SET EXERCISE: Locate the string "Commendation" throughout the material and copy every line in which it occurs.

Extracted records
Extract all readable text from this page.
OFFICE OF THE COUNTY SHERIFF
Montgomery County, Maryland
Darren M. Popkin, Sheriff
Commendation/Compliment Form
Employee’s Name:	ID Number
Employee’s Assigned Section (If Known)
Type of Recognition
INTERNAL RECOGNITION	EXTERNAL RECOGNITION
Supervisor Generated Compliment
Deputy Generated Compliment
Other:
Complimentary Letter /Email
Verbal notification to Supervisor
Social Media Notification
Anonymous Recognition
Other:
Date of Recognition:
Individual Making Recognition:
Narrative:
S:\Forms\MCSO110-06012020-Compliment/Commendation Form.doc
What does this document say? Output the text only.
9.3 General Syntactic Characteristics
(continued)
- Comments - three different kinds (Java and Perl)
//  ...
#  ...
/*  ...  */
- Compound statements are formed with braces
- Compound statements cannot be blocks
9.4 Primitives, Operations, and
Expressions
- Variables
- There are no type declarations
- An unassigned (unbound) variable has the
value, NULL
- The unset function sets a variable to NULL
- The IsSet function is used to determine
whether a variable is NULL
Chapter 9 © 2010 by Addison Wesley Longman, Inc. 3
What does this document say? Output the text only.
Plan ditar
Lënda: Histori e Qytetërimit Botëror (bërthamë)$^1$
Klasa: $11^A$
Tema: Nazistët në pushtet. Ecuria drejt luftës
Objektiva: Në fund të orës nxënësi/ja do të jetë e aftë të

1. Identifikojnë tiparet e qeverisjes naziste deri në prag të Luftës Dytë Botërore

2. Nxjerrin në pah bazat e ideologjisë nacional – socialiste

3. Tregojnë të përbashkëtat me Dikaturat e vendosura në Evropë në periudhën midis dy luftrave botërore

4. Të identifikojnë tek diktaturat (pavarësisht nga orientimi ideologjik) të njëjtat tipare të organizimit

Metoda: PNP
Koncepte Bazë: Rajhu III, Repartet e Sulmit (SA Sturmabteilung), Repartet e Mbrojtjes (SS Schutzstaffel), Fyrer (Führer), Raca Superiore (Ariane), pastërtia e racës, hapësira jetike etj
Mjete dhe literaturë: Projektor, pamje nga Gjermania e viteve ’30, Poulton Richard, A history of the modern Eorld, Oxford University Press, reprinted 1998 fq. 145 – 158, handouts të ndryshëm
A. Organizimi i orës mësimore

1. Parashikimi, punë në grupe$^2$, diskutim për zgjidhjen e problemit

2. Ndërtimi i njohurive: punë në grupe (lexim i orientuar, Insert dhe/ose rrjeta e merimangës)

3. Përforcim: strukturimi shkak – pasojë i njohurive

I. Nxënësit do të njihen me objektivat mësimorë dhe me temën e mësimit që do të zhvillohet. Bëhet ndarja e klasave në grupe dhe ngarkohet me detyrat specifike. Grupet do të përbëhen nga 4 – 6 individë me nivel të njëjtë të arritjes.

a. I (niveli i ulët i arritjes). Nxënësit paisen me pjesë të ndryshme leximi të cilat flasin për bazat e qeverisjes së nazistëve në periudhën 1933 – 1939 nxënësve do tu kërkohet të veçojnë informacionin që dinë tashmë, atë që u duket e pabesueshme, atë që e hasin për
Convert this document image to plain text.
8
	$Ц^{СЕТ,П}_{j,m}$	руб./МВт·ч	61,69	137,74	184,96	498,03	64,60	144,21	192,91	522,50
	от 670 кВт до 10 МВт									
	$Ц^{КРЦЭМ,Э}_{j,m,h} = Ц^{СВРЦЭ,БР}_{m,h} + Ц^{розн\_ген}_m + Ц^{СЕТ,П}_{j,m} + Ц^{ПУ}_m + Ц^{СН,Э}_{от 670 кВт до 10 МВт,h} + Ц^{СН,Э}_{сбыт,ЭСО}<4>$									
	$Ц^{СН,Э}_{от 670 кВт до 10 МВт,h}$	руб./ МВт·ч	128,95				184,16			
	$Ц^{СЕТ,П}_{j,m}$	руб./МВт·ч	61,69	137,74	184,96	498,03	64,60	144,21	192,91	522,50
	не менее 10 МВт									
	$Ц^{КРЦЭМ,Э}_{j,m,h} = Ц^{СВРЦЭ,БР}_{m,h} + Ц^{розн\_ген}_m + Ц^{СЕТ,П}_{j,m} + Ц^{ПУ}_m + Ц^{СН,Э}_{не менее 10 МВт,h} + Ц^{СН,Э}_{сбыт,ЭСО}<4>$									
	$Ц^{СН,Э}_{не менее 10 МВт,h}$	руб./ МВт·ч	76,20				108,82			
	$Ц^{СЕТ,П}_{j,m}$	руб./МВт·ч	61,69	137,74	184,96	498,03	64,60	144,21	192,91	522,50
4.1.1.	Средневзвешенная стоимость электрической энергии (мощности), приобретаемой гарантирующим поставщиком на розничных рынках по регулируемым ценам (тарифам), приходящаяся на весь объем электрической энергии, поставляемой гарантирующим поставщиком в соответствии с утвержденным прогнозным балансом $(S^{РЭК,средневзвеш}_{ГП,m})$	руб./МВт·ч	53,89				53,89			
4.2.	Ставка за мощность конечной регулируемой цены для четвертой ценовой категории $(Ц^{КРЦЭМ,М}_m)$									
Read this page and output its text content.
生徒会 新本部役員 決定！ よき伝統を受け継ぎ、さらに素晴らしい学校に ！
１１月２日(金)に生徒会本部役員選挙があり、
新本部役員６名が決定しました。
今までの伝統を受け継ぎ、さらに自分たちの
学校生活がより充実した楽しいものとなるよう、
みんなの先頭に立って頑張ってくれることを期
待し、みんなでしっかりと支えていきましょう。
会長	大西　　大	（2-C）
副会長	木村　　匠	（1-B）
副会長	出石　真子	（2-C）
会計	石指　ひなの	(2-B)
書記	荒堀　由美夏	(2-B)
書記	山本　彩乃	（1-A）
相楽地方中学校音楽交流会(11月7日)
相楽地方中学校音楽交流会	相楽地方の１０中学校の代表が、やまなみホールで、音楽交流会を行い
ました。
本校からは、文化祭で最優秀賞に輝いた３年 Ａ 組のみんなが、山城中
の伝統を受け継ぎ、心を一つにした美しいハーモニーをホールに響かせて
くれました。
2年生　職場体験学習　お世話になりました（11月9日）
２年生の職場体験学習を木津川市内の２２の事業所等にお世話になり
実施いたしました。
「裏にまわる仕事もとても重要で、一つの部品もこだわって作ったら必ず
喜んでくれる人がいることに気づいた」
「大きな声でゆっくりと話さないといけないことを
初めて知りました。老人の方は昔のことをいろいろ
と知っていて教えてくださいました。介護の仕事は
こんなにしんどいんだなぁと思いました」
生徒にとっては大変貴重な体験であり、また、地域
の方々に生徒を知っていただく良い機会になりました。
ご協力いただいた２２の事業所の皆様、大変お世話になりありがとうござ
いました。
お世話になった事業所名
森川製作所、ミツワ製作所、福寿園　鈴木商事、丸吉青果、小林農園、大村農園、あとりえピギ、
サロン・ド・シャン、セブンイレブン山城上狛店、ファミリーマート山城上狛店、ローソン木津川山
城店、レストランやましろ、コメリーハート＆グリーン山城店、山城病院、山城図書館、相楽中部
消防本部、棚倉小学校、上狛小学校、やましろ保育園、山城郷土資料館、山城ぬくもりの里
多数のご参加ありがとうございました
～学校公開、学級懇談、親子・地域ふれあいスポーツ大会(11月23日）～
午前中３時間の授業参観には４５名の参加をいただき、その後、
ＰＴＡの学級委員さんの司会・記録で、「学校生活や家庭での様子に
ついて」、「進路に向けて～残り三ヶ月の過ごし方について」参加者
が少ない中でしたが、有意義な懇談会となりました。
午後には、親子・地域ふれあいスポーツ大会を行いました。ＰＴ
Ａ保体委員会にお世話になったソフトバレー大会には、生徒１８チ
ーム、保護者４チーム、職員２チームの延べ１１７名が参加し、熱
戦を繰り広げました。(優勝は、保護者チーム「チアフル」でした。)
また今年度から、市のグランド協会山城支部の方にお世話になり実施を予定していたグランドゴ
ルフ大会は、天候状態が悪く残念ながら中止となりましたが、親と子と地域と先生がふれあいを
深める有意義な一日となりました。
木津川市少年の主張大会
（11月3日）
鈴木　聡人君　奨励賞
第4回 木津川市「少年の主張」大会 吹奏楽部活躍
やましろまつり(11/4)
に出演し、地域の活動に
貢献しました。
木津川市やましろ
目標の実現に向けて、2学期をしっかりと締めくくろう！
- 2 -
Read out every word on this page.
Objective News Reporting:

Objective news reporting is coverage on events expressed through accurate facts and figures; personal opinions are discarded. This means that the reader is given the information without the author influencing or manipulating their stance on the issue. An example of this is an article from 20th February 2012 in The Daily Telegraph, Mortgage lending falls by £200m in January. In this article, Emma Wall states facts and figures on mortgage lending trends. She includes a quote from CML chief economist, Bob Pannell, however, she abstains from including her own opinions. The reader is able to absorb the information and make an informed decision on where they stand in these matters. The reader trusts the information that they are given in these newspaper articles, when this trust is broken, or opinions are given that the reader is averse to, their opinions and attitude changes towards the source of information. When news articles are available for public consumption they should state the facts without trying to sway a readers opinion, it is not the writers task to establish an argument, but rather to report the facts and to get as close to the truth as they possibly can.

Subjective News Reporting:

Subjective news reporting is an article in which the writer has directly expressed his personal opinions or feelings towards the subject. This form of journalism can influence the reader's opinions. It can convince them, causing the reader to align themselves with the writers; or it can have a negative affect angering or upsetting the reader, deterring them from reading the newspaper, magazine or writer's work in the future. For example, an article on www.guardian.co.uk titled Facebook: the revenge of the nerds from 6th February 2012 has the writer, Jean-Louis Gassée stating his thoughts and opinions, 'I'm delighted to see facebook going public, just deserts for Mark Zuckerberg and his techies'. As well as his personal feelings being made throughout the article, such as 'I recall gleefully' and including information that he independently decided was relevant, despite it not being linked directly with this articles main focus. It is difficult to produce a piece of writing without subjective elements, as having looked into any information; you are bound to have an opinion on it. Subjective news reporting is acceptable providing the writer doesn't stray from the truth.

ANSWER TO THE EXERCISE:
Commendation/Compliment Form
S:\Forms\MCSO110-06012020-Compliment/Commendation Form.doc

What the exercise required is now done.